▸ **DIRECTIONS FOR THIS TASK**: Out of all the lines below, count those with the word "随着科技进步". Give the number only.
═══ RAW DATA
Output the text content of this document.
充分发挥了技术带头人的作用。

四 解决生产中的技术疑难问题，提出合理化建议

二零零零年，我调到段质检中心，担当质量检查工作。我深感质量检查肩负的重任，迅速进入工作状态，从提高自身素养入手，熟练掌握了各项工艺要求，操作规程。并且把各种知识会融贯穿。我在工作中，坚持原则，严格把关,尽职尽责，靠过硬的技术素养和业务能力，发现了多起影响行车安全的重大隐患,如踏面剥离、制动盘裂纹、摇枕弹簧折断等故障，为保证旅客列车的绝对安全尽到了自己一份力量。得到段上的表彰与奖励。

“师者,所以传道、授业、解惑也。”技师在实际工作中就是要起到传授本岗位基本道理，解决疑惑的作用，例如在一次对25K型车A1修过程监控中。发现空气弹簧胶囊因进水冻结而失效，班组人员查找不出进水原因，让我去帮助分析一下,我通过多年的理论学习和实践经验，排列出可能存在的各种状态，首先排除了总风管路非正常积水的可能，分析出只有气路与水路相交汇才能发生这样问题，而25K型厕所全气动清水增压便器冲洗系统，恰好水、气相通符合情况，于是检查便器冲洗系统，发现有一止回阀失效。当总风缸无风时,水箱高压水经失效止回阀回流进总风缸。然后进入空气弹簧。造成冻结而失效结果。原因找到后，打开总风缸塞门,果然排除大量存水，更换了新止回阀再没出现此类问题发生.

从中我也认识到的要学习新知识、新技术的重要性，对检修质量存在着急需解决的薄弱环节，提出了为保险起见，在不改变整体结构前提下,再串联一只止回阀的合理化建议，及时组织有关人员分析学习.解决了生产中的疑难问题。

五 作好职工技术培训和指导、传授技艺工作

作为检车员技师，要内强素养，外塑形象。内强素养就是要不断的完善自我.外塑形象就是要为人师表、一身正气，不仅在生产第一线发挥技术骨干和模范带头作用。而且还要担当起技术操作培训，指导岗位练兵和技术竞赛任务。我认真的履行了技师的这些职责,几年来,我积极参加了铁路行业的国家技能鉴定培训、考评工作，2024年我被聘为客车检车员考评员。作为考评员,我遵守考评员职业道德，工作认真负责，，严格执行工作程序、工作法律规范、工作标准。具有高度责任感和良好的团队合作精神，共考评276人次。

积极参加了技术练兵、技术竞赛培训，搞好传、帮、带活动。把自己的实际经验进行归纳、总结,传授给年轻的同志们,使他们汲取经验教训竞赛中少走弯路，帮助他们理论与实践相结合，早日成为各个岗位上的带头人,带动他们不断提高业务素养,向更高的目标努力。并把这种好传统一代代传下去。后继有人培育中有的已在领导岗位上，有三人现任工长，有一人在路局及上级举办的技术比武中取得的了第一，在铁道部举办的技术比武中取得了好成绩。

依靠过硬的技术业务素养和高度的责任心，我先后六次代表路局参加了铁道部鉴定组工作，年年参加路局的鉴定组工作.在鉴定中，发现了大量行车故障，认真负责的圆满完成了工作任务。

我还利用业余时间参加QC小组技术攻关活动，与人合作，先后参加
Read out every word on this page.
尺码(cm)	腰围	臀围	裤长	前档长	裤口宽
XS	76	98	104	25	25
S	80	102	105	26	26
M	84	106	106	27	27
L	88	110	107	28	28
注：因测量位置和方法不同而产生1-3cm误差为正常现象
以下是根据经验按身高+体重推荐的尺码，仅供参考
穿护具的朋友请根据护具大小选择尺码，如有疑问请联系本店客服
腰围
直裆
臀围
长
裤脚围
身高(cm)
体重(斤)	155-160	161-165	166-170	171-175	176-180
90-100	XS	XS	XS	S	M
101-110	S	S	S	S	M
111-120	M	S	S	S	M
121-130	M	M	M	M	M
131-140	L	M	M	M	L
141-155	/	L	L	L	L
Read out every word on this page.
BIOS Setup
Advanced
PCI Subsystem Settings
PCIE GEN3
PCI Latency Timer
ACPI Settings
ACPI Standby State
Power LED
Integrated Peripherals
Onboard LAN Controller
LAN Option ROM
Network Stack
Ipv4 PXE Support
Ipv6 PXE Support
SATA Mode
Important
══════
═══ RAW DATA
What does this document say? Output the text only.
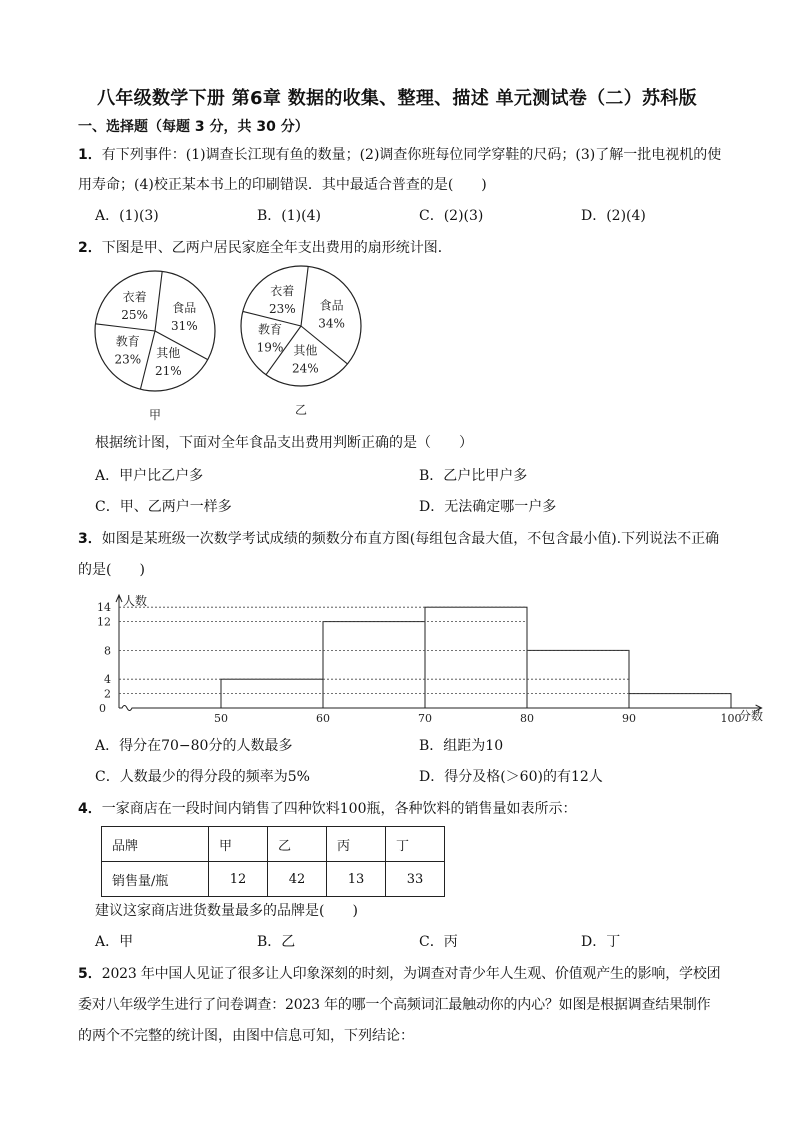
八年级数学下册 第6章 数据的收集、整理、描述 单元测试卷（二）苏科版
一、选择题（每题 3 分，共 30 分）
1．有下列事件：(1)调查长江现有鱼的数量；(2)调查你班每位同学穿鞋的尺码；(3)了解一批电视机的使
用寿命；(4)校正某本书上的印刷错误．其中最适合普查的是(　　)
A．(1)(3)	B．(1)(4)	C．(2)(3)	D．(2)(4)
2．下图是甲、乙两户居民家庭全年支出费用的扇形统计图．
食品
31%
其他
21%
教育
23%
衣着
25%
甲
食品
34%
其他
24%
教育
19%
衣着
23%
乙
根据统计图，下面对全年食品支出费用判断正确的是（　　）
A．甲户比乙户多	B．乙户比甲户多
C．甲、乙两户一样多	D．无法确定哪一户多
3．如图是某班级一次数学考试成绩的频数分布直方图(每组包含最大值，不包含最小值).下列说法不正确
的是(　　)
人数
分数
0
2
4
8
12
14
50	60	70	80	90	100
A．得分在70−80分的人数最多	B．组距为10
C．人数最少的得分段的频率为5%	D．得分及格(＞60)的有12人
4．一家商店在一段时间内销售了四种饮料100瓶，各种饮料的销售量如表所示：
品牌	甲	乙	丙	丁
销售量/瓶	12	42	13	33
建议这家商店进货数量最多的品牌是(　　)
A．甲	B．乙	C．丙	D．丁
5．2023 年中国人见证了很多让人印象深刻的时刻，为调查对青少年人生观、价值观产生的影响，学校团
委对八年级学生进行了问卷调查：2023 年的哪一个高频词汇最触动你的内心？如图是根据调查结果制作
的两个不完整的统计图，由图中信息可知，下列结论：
══════
═══ RAW DATA
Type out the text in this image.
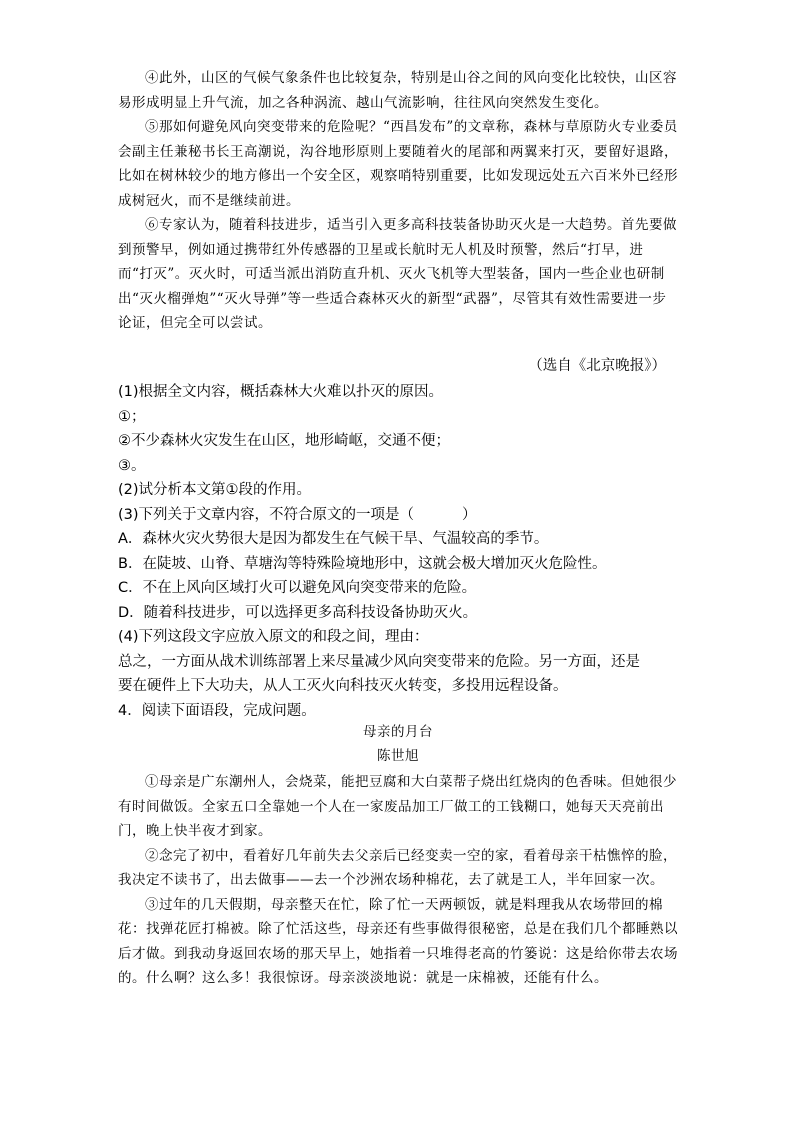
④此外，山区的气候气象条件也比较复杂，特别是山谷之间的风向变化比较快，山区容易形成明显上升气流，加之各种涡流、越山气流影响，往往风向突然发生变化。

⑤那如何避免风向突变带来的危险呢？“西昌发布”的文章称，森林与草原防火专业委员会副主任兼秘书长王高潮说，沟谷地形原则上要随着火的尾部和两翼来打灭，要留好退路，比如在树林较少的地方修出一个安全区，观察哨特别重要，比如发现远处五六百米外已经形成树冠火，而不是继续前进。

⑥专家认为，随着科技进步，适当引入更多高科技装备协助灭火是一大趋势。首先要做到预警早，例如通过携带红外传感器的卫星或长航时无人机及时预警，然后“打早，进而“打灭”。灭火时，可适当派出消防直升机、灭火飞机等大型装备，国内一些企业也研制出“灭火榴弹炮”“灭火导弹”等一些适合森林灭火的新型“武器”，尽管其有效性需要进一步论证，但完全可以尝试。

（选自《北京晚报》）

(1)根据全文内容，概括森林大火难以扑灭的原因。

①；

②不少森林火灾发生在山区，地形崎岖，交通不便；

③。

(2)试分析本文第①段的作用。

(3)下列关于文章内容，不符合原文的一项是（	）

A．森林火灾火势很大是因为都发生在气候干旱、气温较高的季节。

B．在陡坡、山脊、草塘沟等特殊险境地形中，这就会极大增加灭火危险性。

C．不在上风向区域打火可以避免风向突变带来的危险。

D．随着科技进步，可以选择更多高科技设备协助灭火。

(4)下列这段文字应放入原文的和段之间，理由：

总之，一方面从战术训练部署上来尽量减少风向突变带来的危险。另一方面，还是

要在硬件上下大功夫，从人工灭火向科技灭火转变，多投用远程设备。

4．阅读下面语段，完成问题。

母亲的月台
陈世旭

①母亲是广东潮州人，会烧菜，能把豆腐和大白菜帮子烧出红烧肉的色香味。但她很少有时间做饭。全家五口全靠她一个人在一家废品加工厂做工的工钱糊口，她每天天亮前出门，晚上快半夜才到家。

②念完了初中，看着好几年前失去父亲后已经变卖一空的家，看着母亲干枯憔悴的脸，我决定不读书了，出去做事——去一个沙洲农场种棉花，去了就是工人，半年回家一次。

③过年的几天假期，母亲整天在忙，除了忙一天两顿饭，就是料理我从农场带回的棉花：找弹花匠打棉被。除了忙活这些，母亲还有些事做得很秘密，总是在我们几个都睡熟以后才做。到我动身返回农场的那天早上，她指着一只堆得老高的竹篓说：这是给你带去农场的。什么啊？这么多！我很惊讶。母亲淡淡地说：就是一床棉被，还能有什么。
══════
▸ **RESPONSE BELOW**: 2